#### Excerpt to read
From paragraphs 59 – 63 it dealt with the complaint of indirect sex discrimination, in respect of the policy of the Respondent as set out in Clause 3 of its Childcare Voucher Scheme. It thought that that provision put women at a particular disadvantage when compared to men. There could be no justification for this since the reasons advanced by the employer for including Clause 3 in the scheme were purely financial, and cost alone could not provide objective justification: see Cross v British Airways plc 2005 IRLR 423 (UKEAT/572/04) (23 March 2005). Accordingly, the complaint under section 19 succeeded.

**The Proceedings**
  1. Neither the Claimant, who appeared in person before the Employment Tribunal, nor the consultant, who appeared for the Appellant, was before us. The Claimant wrote shortly prior to the hearing to ask us to excuse her non-attendance, and to take into account her written submissions. We have done so.
  1. Mr Samson and Ms Lintner appeared for Peninsula. Mr Samson was scrupulous to ensure both that in the absence of the Claimant her points were put and that we had before us any legal authority of which he knew which might assist her case.
  1. Perhaps because of the lack of professional representation below, the Employment Tribunal was not taken to the statute and regulations which provide for the taxation arrangements which enable "salary sacrifice schemes" to benefit employees by ensuring that the amount of their salary spent on certain benefits is not then to be taxed as part of their general income. During the lunch adjournment in the course of the hearing before us, Mr Samson and Ms Lintner obtained copies of the Income Tax (Earnings and Pension) Act 2003 ("ITEPA") which provides in Chapter 4 for the taxation of vouchers and "credit-tokens". Section 96 of the Act provides for dispensations.
  1. Under those provisions, a childcare voucher is a "non-cash voucher" (Section 84(1)(a)(b) of the Act). Its benefit would normally be treated as earnings (Section 87), but it is plain that Chapter 4 anticipates that there may be situations in which, under section 96 or otherwise, dispensation from tax is given.

#### Provided records
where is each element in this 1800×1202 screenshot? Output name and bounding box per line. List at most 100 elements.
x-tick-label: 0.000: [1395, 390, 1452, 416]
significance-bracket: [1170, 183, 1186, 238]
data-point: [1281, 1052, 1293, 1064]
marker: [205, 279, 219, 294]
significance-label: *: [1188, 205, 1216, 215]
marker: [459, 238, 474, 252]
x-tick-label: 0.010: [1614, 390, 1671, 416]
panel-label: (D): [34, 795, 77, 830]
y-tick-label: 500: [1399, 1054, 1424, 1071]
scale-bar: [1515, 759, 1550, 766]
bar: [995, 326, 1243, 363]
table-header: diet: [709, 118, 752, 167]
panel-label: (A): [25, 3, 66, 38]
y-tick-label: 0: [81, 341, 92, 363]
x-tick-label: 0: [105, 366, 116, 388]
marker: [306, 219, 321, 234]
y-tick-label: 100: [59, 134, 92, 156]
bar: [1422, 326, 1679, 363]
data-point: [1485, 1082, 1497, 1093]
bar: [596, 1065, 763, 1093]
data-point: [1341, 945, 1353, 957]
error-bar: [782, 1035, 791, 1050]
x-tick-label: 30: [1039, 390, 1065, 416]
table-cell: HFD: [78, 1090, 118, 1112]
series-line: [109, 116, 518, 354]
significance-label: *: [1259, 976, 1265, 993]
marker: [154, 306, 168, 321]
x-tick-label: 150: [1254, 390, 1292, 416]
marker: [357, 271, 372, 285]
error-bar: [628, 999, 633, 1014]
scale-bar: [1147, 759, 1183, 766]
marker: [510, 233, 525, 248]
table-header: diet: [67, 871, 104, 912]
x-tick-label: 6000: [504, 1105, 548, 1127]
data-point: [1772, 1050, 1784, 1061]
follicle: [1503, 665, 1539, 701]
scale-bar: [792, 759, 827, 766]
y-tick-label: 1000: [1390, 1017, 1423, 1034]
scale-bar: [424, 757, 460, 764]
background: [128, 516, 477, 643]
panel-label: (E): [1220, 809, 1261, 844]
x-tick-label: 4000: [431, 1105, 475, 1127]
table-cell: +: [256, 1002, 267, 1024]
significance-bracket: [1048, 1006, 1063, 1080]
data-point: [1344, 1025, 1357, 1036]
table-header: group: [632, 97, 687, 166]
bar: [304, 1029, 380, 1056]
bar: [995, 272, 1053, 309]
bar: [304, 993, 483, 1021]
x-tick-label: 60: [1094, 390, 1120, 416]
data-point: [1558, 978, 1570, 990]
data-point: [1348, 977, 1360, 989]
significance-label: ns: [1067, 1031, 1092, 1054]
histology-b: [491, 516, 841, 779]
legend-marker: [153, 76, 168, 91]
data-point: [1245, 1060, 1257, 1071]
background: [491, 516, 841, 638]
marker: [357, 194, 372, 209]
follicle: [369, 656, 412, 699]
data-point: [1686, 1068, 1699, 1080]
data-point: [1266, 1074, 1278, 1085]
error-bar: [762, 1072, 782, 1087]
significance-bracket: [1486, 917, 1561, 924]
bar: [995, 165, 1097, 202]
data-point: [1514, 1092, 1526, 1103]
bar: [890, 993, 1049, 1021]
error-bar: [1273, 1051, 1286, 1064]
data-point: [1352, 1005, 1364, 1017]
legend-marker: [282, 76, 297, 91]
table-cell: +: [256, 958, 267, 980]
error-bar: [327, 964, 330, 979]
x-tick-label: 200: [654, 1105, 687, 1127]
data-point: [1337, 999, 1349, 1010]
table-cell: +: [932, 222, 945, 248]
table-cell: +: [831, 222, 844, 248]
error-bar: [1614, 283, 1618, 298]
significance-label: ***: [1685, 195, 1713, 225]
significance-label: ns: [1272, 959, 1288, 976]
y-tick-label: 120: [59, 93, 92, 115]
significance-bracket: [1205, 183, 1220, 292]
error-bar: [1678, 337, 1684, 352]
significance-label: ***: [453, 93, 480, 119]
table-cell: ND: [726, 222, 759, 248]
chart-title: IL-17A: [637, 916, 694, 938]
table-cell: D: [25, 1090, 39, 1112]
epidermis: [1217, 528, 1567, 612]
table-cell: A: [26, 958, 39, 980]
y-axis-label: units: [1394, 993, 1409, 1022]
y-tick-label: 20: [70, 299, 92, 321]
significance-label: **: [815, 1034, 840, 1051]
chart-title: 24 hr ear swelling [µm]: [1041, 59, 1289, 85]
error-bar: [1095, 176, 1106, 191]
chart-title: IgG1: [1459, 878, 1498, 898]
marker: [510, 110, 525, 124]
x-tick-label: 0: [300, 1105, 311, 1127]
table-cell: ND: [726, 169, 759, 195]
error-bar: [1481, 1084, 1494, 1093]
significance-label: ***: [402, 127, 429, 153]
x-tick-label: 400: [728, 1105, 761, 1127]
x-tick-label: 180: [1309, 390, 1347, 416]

#### Your objective
Repeat the excerpt on the childcare voucher appeal word for word, starting at "1. Under those" and stopping after "tax is given.".

#### Solution to this task
1. Under those provisions, a childcare voucher is a "non-cash voucher" (Section 84(1)(a)(b) of the Act). Its benefit would normally be treated as earnings (Section 87), but it is plain that Chapter 4 anticipates that there may be situations in which, under section 96 or otherwise, dispensation from tax is given.